→ Goal of the exercise:
Among the records below, find each line that includes the string "ulubione" and copy it.

→ Data excerpts:

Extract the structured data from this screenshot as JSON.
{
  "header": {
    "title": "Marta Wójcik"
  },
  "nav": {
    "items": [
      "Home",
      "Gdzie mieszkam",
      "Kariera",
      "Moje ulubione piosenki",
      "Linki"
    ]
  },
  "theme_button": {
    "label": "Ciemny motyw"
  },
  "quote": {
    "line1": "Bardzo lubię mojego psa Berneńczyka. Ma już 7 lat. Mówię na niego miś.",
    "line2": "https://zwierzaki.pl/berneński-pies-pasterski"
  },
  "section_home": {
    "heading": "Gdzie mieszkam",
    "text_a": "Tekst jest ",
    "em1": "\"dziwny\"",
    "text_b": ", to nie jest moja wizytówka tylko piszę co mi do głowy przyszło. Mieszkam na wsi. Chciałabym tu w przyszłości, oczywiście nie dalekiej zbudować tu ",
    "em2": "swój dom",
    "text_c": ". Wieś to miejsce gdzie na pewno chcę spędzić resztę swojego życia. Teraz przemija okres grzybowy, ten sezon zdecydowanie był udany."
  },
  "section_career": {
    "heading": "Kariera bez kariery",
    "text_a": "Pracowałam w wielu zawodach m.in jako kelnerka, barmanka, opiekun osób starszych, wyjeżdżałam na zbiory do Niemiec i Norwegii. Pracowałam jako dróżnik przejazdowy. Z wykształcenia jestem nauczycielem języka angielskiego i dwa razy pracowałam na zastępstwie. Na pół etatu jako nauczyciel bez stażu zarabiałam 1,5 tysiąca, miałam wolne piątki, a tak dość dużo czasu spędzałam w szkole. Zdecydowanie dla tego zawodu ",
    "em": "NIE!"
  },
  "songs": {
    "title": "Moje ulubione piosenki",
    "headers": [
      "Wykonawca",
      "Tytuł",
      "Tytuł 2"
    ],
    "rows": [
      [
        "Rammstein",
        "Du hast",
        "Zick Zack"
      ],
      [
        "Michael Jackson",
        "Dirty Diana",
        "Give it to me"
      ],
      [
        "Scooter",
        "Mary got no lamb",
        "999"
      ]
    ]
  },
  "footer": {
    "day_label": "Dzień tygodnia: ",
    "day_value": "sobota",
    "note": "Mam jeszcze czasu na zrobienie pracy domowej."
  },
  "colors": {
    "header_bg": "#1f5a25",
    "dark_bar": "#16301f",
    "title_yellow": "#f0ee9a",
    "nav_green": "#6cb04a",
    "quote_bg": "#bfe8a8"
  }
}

→ Solution to this task:
      "Moje ulubione piosenki",
    "title": "Moje ulubione piosenki",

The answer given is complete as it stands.